Problem to solve
Reproduce verbatim the data from its first line through the line containing "word-cat-love: cat love [682,248,793,281]", including both of those lines.

*-*-*

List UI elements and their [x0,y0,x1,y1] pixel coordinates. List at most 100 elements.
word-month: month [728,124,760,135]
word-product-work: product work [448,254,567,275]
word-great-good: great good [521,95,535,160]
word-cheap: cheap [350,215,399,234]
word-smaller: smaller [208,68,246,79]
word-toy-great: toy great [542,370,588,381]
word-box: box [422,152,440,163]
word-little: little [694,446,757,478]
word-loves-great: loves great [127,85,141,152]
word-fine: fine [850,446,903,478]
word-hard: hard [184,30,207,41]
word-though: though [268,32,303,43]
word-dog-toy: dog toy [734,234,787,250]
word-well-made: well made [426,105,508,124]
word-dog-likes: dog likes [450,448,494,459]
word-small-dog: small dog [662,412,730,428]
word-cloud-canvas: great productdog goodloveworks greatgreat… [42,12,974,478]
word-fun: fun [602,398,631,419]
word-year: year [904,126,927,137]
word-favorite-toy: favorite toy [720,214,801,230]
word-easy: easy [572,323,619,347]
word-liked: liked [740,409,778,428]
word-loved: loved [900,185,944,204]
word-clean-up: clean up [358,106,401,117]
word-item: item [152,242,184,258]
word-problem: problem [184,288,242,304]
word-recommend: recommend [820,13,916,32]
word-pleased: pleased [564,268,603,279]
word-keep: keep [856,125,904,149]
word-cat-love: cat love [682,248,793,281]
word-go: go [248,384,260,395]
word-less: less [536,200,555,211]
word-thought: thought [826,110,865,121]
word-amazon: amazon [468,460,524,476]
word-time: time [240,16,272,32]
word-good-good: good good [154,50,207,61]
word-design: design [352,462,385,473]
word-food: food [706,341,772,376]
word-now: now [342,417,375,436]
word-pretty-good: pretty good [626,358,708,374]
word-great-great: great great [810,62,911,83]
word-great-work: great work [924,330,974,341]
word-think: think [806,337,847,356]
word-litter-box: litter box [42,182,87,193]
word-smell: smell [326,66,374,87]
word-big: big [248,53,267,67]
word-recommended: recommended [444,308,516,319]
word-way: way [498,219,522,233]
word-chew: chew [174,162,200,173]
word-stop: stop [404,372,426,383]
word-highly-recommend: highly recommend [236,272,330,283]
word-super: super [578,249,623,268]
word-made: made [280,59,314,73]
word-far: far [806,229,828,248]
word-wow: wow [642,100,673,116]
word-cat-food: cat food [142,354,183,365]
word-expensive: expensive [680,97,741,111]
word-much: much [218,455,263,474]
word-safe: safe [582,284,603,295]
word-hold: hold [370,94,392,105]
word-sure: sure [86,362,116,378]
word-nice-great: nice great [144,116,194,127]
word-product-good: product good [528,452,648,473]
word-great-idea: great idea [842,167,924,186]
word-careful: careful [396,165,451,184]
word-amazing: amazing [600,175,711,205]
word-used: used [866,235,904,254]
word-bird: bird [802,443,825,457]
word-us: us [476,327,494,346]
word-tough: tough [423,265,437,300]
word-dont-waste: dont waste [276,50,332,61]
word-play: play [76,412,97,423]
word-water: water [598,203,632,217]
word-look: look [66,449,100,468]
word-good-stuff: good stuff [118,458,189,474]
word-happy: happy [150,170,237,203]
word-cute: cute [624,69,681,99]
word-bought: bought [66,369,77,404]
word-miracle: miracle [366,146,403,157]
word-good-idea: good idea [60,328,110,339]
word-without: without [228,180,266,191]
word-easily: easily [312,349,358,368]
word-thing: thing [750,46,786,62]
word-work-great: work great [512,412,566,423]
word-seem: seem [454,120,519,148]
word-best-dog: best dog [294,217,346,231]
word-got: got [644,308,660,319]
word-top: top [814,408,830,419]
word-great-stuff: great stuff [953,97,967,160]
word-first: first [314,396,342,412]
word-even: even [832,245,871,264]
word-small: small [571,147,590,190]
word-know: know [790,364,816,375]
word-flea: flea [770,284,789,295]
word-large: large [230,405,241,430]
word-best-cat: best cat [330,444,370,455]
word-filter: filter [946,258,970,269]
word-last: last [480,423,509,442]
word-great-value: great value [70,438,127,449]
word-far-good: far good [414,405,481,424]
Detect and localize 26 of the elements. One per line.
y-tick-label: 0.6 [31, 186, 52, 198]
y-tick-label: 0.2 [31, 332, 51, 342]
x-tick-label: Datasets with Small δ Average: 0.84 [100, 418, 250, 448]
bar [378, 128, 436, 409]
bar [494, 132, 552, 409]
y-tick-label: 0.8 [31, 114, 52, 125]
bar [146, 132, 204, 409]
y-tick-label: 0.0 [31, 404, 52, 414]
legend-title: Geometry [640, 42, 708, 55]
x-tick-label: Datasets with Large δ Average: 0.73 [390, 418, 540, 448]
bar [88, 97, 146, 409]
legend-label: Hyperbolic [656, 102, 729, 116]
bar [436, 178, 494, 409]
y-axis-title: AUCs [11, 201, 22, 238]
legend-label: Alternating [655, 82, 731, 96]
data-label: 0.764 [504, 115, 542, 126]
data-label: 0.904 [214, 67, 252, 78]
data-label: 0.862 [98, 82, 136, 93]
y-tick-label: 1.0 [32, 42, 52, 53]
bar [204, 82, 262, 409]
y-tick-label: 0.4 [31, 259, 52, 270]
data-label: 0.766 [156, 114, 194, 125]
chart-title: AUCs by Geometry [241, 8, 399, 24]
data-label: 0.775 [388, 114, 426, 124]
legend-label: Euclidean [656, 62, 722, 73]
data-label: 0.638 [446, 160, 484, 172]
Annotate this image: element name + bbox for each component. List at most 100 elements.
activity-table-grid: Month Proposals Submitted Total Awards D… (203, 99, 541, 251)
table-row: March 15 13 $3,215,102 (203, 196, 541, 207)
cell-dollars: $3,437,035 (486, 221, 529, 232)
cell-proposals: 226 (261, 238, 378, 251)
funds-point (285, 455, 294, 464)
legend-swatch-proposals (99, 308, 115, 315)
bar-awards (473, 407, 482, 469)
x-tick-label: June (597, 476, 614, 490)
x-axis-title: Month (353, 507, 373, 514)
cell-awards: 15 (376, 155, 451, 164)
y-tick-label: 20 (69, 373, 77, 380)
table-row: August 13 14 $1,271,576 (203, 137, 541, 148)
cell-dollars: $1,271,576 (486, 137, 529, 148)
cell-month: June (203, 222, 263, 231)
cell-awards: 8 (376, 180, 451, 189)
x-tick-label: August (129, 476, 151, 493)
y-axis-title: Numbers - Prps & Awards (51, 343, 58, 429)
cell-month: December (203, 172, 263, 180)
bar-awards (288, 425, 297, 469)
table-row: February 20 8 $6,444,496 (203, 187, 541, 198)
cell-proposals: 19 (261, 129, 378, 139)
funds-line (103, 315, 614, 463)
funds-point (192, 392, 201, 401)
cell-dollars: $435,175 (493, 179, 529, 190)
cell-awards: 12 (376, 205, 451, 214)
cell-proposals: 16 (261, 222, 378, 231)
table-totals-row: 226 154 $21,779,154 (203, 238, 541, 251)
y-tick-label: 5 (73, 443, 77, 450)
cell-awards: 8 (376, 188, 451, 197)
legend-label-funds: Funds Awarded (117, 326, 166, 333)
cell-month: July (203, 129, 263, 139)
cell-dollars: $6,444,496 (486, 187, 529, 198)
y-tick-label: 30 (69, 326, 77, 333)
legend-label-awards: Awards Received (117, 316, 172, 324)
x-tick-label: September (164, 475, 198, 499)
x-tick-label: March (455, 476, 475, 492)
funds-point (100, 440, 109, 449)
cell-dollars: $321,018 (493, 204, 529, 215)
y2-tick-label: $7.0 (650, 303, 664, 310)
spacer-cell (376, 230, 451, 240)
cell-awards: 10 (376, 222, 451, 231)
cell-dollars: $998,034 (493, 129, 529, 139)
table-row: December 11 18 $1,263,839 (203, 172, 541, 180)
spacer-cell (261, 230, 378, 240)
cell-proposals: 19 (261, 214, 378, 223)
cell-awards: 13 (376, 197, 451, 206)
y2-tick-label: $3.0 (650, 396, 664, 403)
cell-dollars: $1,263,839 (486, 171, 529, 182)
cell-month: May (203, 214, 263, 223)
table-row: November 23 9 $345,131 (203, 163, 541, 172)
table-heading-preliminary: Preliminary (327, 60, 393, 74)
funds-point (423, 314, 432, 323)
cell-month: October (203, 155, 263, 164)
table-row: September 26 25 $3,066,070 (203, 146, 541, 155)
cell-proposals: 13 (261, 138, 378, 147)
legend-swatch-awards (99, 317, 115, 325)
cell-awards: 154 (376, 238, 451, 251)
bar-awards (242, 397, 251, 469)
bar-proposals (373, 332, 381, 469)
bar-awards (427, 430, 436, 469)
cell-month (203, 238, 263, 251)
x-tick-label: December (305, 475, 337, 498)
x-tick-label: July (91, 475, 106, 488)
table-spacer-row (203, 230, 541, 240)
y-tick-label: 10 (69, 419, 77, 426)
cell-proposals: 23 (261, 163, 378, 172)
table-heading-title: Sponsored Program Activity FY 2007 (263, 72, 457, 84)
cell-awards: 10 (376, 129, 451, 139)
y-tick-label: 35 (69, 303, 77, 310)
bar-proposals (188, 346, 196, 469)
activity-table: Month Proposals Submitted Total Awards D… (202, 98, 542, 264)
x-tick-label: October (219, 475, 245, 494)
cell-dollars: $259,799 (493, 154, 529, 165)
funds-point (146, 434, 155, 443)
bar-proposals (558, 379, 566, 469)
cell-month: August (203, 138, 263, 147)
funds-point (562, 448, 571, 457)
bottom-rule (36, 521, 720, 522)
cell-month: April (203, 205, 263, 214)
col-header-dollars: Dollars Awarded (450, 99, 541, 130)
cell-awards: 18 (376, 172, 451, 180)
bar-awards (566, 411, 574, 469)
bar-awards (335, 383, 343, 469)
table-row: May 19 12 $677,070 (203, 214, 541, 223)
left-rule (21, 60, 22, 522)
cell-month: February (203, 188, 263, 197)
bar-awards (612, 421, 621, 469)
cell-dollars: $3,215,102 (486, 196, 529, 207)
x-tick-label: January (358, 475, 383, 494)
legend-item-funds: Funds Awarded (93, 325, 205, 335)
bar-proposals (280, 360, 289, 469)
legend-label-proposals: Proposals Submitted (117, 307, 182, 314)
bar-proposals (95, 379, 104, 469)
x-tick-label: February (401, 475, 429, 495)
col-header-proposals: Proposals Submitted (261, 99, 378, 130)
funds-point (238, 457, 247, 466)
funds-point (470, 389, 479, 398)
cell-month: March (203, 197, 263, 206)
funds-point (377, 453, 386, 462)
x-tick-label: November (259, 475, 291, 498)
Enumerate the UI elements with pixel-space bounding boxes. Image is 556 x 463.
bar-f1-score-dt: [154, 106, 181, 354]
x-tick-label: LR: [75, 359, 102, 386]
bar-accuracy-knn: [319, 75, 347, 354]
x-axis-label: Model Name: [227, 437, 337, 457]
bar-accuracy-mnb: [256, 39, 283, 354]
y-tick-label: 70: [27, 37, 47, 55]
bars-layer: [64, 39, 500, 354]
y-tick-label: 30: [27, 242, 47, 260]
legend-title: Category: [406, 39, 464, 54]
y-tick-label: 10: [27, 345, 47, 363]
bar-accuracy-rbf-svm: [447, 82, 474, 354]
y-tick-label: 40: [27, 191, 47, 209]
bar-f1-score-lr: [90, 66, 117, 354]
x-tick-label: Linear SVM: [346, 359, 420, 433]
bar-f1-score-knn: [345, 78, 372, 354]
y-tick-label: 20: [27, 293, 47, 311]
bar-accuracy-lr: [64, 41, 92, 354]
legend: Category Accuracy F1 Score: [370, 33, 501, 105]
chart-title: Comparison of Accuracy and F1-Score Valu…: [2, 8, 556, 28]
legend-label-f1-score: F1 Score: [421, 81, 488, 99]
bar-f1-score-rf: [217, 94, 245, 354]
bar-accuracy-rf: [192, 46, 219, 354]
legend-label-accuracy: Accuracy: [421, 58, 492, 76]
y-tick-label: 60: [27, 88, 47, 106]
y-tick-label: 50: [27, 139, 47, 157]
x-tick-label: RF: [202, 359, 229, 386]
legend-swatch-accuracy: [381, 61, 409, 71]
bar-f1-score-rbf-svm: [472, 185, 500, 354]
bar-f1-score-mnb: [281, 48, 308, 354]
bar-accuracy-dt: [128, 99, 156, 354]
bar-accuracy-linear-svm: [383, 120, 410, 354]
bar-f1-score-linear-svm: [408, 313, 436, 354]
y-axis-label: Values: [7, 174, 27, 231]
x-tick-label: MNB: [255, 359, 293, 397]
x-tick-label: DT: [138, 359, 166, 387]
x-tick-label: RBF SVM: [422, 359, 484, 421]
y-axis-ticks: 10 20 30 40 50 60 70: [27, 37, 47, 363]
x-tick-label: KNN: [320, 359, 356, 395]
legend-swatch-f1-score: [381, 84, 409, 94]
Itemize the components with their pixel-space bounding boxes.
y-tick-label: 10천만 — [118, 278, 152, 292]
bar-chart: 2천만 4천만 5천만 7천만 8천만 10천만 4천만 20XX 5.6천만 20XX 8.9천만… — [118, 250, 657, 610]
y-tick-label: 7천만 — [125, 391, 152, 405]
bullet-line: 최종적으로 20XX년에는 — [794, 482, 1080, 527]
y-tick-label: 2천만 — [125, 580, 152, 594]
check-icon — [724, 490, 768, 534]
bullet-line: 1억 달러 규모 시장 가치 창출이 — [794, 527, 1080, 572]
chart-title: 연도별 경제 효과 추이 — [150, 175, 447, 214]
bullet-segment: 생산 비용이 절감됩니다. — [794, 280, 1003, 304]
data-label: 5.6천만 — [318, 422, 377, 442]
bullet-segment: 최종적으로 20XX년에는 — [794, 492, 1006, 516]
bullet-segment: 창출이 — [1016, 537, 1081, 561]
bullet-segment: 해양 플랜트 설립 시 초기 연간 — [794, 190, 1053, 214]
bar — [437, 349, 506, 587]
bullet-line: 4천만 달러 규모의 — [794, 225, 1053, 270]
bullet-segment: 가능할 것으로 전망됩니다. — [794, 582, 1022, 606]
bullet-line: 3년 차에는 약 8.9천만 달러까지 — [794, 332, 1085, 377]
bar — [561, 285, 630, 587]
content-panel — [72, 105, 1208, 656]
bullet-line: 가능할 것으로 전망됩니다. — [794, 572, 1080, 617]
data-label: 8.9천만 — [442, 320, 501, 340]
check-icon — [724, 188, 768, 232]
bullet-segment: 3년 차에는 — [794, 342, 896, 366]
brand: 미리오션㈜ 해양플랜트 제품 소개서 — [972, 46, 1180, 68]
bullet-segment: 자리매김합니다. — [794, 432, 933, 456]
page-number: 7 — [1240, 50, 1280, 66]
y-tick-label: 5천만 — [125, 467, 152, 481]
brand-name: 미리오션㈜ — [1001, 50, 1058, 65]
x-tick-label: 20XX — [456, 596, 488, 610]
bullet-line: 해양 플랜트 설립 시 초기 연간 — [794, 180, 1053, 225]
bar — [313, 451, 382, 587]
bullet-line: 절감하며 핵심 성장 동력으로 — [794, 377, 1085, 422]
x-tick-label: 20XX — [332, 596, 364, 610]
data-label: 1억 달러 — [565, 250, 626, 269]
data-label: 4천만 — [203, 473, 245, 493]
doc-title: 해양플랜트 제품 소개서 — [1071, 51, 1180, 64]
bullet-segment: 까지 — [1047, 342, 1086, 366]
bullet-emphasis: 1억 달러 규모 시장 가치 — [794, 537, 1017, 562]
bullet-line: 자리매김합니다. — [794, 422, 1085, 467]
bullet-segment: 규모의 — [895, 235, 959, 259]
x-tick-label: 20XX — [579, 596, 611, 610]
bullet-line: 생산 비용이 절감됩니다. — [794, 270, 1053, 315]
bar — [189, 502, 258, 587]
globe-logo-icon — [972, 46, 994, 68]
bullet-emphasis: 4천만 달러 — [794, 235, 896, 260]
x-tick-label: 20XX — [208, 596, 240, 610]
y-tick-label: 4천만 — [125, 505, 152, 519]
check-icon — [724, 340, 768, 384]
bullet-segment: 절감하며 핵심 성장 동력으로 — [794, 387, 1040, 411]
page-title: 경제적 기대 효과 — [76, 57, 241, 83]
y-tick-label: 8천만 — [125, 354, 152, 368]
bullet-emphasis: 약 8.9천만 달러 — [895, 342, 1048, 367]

*-*-*

Solved problem
List UI elements and their [x0,y0,x1,y1] pixel coordinates. List at most 100 elements.
word-month: month [728,124,760,135]
word-product-work: product work [448,254,567,275]
word-great-good: great good [521,95,535,160]
word-cheap: cheap [350,215,399,234]
word-smaller: smaller [208,68,246,79]
word-toy-great: toy great [542,370,588,381]
word-box: box [422,152,440,163]
word-little: little [694,446,757,478]
word-loves-great: loves great [127,85,141,152]
word-fine: fine [850,446,903,478]
word-hard: hard [184,30,207,41]
word-though: though [268,32,303,43]
word-dog-toy: dog toy [734,234,787,250]
word-well-made: well made [426,105,508,124]
word-dog-likes: dog likes [450,448,494,459]
word-small-dog: small dog [662,412,730,428]
word-cloud-canvas: great productdog goodloveworks greatgreat… [42,12,974,478]
word-fun: fun [602,398,631,419]
word-year: year [904,126,927,137]
word-favorite-toy: favorite toy [720,214,801,230]
word-easy: easy [572,323,619,347]
word-liked: liked [740,409,778,428]
word-loved: loved [900,185,944,204]
word-clean-up: clean up [358,106,401,117]
word-item: item [152,242,184,258]
word-problem: problem [184,288,242,304]
word-recommend: recommend [820,13,916,32]
word-pleased: pleased [564,268,603,279]
word-keep: keep [856,125,904,149]
word-cat-love: cat love [682,248,793,281]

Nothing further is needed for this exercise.